▸ Work instructions
Check every line below for the word "німецькі" and show those that hold it.

Begin Data lines

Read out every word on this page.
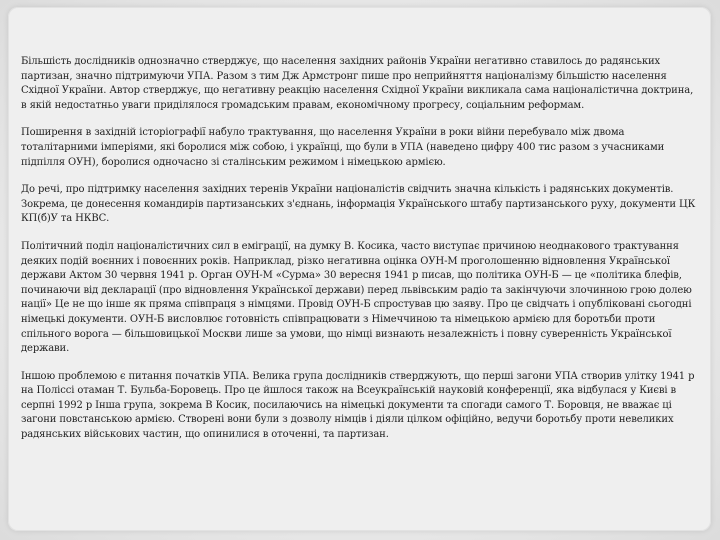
Більшість дослідників однозначно стверджує, що населення західних районів України негативно ставилось до радянських партизан, значно підтримуючи УПА. Разом з тим Дж Армстронг пише про неприйняття націоналізму більшістю населення Східної України. Автор стверджує, що негативну реакцію населення Східної України викликала сама націоналістична доктрина, в якій недостатньо уваги приділялося громадським правам, економічному прогресу, соціальним реформам.

Поширення в західній історіографії набуло трактування, що населення України в роки війни перебувало між двома тоталітарними імперіями, які боролися між собою, і українці, що були в УПА (наведено цифру 400 тис разом з учасниками підпілля ОУН), боролися одночасно зі сталінським режимом і німецькою армією.

До речі, про підтримку населення західних теренів України націоналістів свідчить значна кількість і радянських документів. Зокрема, це донесення командирів партизанських з'єднань, інформація Українського штабу партизанського руху, документи ЦК КП(б)У та НКВС.

Політичний поділ націоналістичних сил в еміграції, на думку В. Косика, часто виступає причиною неоднакового трактування деяких подій воєнних і повоєнних років. Наприклад, різко негативна оцінка ОУН-М проголошенню відновлення Української держави Актом 30 червня 1941 р. Орган ОУН-М «Сурма» 30 вересня 1941 р писав, що політика ОУН-Б — це «політика блефів, починаючи від декларації (про відновлення Української держави) перед львівським радіо та закінчуючи злочинною грою долею нації» Це не що інше як пряма співпраця з німцями. Провід ОУН-Б спростував цю заяву. Про це свідчать і опубліковані сьогодні німецькі документи. ОУН-Б висловлює готовність співпрацювати з Німеччиною та німецькою армією для боротьби проти спільного ворога — більшовицької Москви лише за умови, що німці визнають незалежність і повну суверенність Української держави.

Іншою проблемою є питання початків УПА. Велика група дослідників стверджують, що перші загони УПА створив улітку 1941 р на Поліссі отаман Т. Бульба-Боровець. Про це йшлося також на Всеукраїнській науковій конференції, яка відбулася у Києві в серпні 1992 р Інша група, зокрема В Косик, посилаючись на німецькі документи та спогади самого Т. Боровця, не вважає ці загони повстанською армією. Створені вони були з дозволу німців і діяли цілком офіційно, ведучи боротьбу проти невеликих радянських військових частин, що опинилися в оточенні, та партизан.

End Data lines

▸ Worked answer
Політичний поділ націоналістичних сил в еміграції, на думку В. Косика, часто виступає причиною неоднакового трактування деяких подій воєнних і повоєнних років. Наприклад, різко негативна оцінка ОУН-М проголошенню відновлення Української держави Актом 30 червня 1941 р. Орган ОУН-М «Сурма» 30 вересня 1941 р писав, що політика ОУН-Б — це «політика блефів, починаючи від декларації (про відновлення Української держави) перед львівським радіо та закінчуючи злочинною грою долею нації» Це не що інше як пряма співпраця з німцями. Провід ОУН-Б спростував цю заяву. Про це свідчать і опубліковані сьогодні німецькі документи. ОУН-Б висловлює готовність співпрацювати з Німеччиною та німецькою армією для боротьби проти спільного ворога — більшовицької Москви лише за умови, що німці визнають незалежність і повну суверенність Української держави.
Іншою проблемою є питання початків УПА. Велика група дослідників стверджують, що перші загони УПА створив улітку 1941 р на Поліссі отаман Т. Бульба-Боровець. Про це йшлося також на Всеукраїнській науковій конференції, яка відбулася у Києві в серпні 1992 р Інша група, зокрема В Косик, посилаючись на німецькі документи та спогади самого Т. Боровця, не вважає ці загони повстанською армією. Створені вони були з дозволу німців і діяли цілком офіційно, ведучи боротьбу проти невеликих радянських військових частин, що опинилися в оточенні, та партизан.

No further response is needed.